EXERCISE OBJECTIVE:
From the entries below, copy out every line with "Teléfono" in it.

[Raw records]

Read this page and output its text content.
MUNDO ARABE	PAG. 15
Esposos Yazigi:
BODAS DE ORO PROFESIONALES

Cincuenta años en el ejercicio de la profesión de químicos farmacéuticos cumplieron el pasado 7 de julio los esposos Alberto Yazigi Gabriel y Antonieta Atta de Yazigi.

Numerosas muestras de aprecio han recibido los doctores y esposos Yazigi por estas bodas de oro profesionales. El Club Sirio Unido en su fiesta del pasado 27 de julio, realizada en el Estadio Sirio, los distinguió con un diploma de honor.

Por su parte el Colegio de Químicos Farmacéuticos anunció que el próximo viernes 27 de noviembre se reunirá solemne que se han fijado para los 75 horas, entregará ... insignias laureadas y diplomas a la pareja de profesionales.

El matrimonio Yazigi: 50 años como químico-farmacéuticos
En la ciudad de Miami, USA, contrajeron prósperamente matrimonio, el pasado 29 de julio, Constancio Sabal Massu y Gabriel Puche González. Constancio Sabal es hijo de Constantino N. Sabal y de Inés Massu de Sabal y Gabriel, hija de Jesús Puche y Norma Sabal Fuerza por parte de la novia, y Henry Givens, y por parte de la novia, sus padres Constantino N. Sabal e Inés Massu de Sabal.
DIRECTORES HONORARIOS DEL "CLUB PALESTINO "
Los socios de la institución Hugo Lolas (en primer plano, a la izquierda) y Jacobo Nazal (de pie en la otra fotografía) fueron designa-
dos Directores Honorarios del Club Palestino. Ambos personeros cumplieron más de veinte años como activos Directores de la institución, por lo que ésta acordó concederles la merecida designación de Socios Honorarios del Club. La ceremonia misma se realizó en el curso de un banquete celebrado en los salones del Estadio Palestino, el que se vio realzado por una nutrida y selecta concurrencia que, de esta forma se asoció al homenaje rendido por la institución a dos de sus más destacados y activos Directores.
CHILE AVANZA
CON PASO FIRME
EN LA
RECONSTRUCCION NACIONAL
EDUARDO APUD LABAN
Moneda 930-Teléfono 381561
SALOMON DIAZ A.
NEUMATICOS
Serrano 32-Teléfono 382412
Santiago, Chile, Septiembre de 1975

SOLUTION BELOW:
Moneda 930-Teléfono 381561
Serrano 32-Teléfono 382412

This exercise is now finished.